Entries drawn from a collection
———

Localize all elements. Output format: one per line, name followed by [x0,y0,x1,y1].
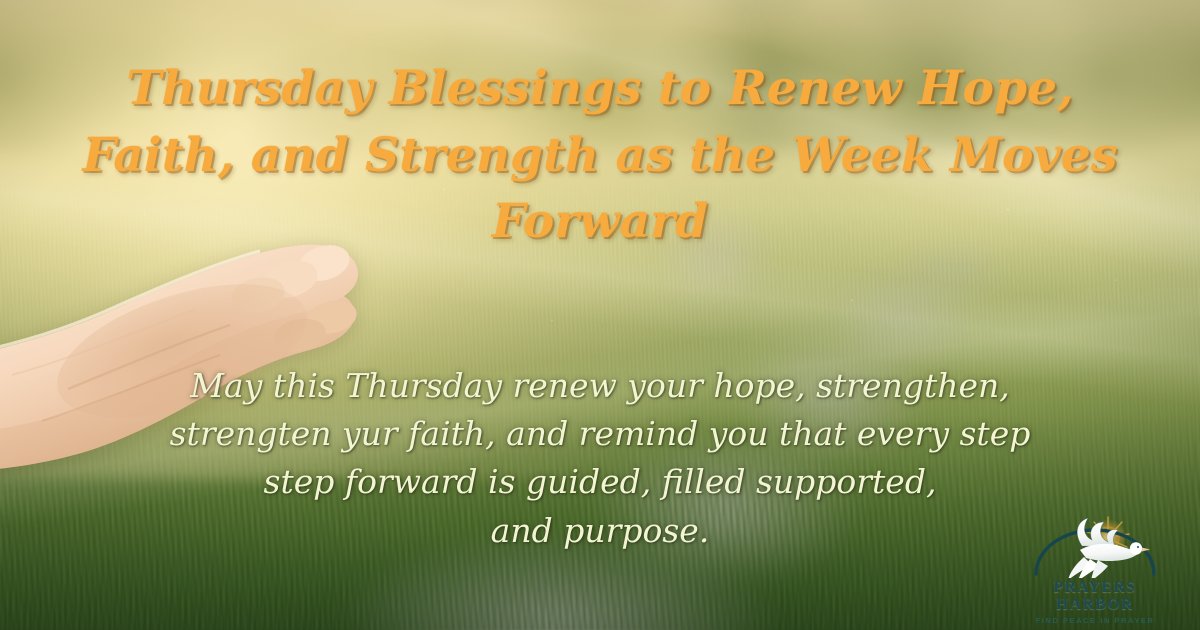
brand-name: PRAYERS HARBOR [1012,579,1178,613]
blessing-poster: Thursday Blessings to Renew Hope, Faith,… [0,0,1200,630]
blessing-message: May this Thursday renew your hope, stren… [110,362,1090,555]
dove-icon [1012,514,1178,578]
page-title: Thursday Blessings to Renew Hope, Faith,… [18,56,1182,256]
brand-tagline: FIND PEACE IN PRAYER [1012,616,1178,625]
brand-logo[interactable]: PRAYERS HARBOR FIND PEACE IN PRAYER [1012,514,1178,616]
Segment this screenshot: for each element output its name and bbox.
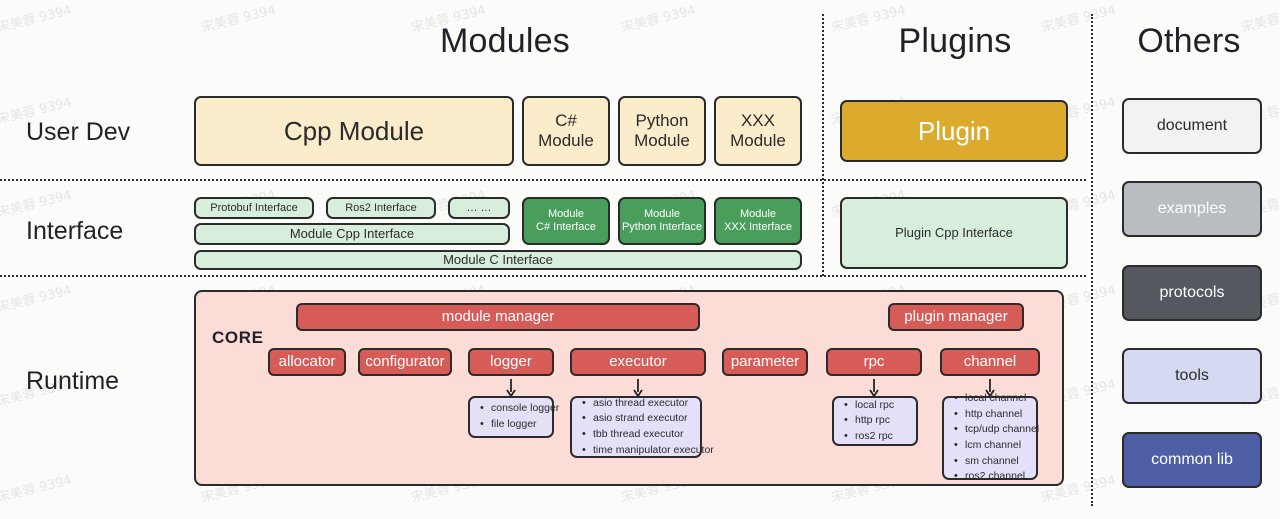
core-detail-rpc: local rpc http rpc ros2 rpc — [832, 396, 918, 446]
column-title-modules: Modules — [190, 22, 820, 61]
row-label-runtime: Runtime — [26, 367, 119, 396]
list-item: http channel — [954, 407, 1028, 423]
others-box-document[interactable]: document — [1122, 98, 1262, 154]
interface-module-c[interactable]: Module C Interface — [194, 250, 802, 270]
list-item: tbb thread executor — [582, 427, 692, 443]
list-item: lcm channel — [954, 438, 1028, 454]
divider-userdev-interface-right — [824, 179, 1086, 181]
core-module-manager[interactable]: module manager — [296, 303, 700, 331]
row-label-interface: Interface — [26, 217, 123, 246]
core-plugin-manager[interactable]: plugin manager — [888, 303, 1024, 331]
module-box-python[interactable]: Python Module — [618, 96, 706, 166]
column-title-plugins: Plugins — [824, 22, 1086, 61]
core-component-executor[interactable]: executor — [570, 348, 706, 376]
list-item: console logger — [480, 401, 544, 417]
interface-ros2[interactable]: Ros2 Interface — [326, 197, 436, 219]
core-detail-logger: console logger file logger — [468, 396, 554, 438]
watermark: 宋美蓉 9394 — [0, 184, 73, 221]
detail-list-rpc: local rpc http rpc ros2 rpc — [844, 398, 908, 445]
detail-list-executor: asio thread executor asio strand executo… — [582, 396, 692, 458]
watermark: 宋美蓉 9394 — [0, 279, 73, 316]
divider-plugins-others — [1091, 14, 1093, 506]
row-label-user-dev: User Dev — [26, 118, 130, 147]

———

__The task__.
Format every line of the items above as a JSON list of strings, one string per line, with blank lines omitted. Leave the pictures out of the answer.

__Response__.
[
  "Localize all elements. Output format: one per line, name followed by [x0,y0,x1,y1].",
  "brand-name: PRAYERS HARBOR [1012,579,1178,613]",
  "blessing-poster: Thursday Blessings to Renew Hope, Faith,… [0,0,1200,630]",
  "blessing-message: May this Thursday renew your hope, stren… [110,362,1090,555]",
  "dove-icon [1012,514,1178,578]",
  "page-title: Thursday Blessings to Renew Hope, Faith,… [18,56,1182,256]",
  "brand-tagline: FIND PEACE IN PRAYER [1012,616,1178,625]",
  "brand-logo[interactable]: PRAYERS HARBOR FIND PEACE IN PRAYER [1012,514,1178,616]",
  "Segment this screenshot: for each element output its name and bbox.",
  "core-detail-rpc: local rpc http rpc ros2 rpc — [832, 396, 918, 446]",
  "column-title-modules: Modules — [190, 22, 820, 61]",
  "row-label-runtime: Runtime — [26, 367, 119, 396]",
  "list-item: http channel — [954, 407, 1028, 423]",
  "others-box-document[interactable]: document — [1122, 98, 1262, 154]",
  "interface-module-c[interactable]: Module C Interface — [194, 250, 802, 270]",
  "list-item: tbb thread executor — [582, 427, 692, 443]",
  "list-item: lcm channel — [954, 438, 1028, 454]",
  "divider-userdev-interface-right — [824, 179, 1086, 181]",
  "core-module-manager[interactable]: module manager — [296, 303, 700, 331]",
  "row-label-interface: Interface — [26, 217, 123, 246]",
  "core-plugin-manager[interactable]: plugin manager — [888, 303, 1024, 331]",
  "module-box-python[interactable]: Python Module — [618, 96, 706, 166]",
  "column-title-plugins: Plugins — [824, 22, 1086, 61]",
  "core-component-executor[interactable]: executor — [570, 348, 706, 376]",
  "list-item: console logger — [480, 401, 544, 417]",
  "interface-ros2[interactable]: Ros2 Interface — [326, 197, 436, 219]",
  "core-detail-logger: console logger file logger — [468, 396, 554, 438]",
  "watermark: 宋美蓉 9394 — [0, 184, 73, 221]",
  "detail-list-rpc: local rpc http rpc ros2 rpc — [844, 398, 908, 445]",
  "detail-list-executor: asio thread executor asio strand executo… — [582, 396, 692, 458]",
  "watermark: 宋美蓉 9394 — [0, 279, 73, 316]",
  "divider-plugins-others — [1091, 14, 1093, 506]",
  "row-label-user-dev: User Dev — [26, 118, 130, 147]"
]